[Raw records]

※ ※ ※

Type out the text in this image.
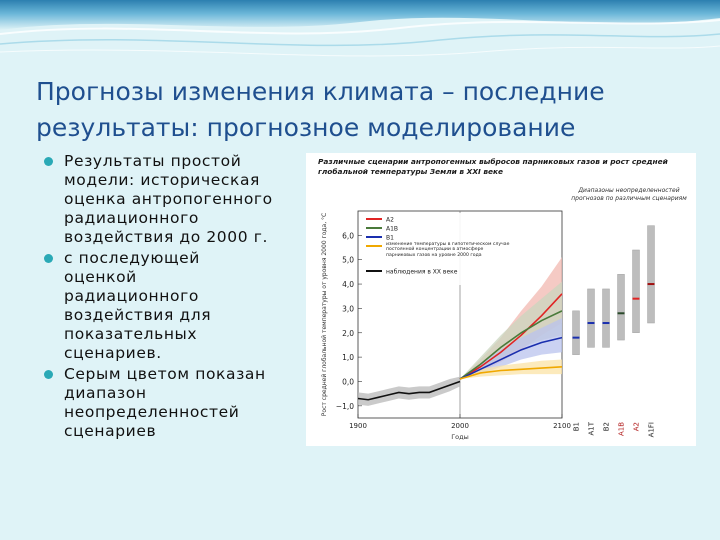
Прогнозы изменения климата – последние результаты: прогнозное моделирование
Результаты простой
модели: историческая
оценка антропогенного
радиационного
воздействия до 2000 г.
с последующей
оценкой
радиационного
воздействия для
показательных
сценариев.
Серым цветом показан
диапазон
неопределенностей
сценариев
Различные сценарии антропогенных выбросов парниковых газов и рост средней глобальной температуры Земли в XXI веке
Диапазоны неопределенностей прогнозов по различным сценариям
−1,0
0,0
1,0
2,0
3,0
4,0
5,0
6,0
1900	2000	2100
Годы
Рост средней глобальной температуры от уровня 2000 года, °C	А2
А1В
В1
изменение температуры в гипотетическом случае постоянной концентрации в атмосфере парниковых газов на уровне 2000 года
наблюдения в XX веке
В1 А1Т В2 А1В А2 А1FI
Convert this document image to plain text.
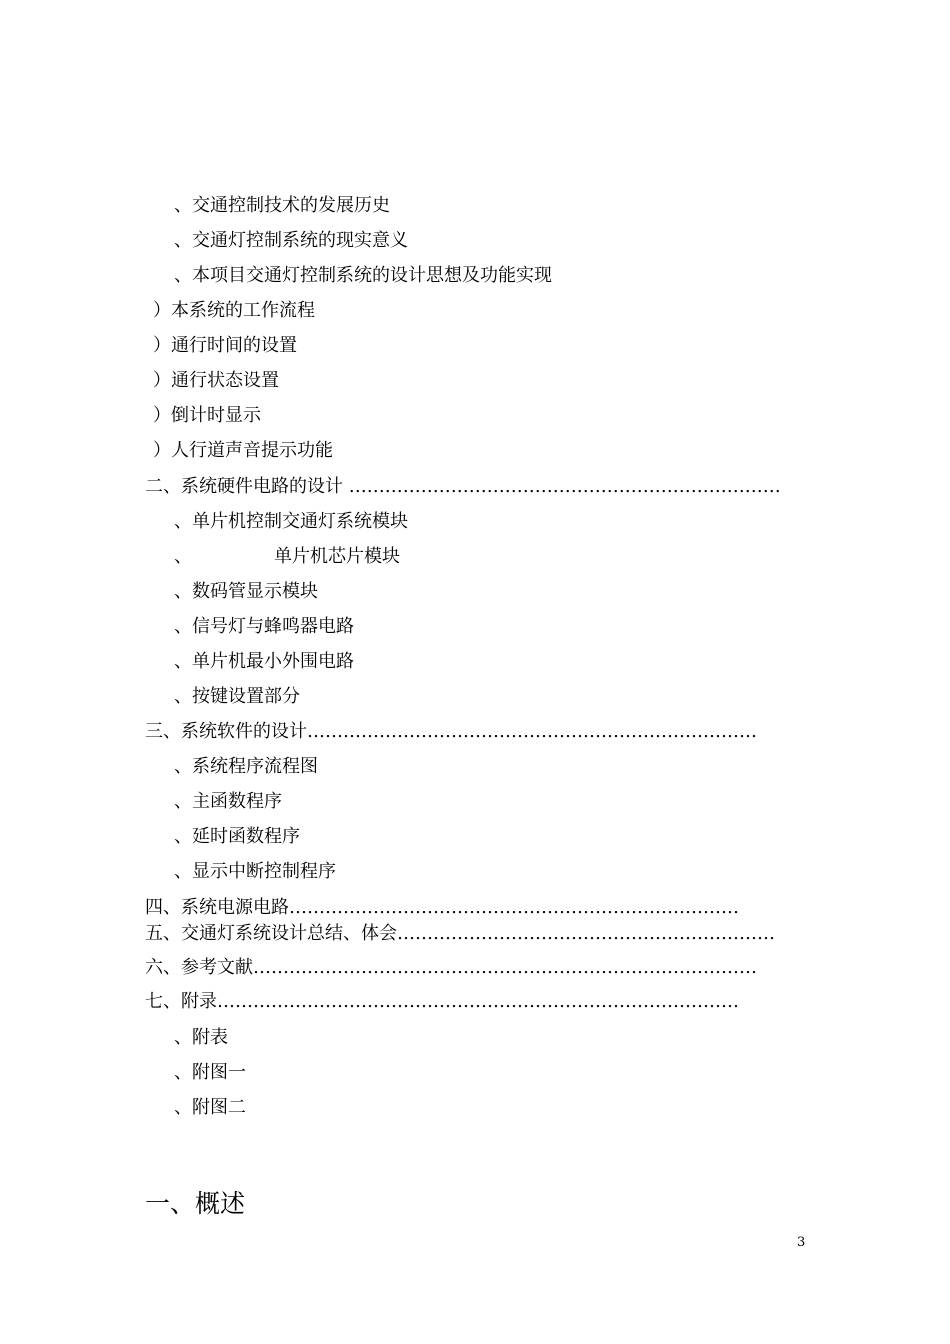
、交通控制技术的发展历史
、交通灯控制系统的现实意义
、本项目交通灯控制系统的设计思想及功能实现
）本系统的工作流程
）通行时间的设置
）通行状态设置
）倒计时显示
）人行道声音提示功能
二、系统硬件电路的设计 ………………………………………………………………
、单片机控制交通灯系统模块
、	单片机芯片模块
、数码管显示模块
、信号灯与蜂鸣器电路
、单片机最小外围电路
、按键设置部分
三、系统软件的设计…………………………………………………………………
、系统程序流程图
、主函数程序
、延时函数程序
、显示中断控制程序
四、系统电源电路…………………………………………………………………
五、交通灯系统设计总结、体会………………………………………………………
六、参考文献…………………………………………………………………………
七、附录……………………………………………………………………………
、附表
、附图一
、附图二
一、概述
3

※ ※ ※

The listing above must be printed again exactly, minus its pictures.

THE REPLY:
Type out the text in this image.
Прогнозы изменения климата – последние результаты: прогнозное моделирование
Результаты простой
модели: историческая
оценка антропогенного
радиационного
воздействия до 2000 г.
с последующей
оценкой
радиационного
воздействия для
показательных
сценариев.
Серым цветом показан
диапазон
неопределенностей
сценариев
Различные сценарии антропогенных выбросов парниковых газов и рост средней глобальной температуры Земли в XXI веке
Диапазоны неопределенностей прогнозов по различным сценариям
−1,0
0,0
1,0
2,0
3,0
4,0
5,0
6,0
1900	2000	2100
Годы
Рост средней глобальной температуры от уровня 2000 года, °C	А2
А1В
В1
изменение температуры в гипотетическом случае постоянной концентрации в атмосфере парниковых газов на уровне 2000 года
наблюдения в XX веке
В1 А1Т В2 А1В А2 А1FI
Convert this document image to plain text.
、交通控制技术的发展历史
、交通灯控制系统的现实意义
、本项目交通灯控制系统的设计思想及功能实现
）本系统的工作流程
）通行时间的设置
）通行状态设置
）倒计时显示
）人行道声音提示功能
二、系统硬件电路的设计 ………………………………………………………………
、单片机控制交通灯系统模块
、	单片机芯片模块
、数码管显示模块
、信号灯与蜂鸣器电路
、单片机最小外围电路
、按键设置部分
三、系统软件的设计…………………………………………………………………
、系统程序流程图
、主函数程序
、延时函数程序
、显示中断控制程序
四、系统电源电路…………………………………………………………………
五、交通灯系统设计总结、体会………………………………………………………
六、参考文献…………………………………………………………………………
七、附录……………………………………………………………………………
、附表
、附图一
、附图二
一、概述
3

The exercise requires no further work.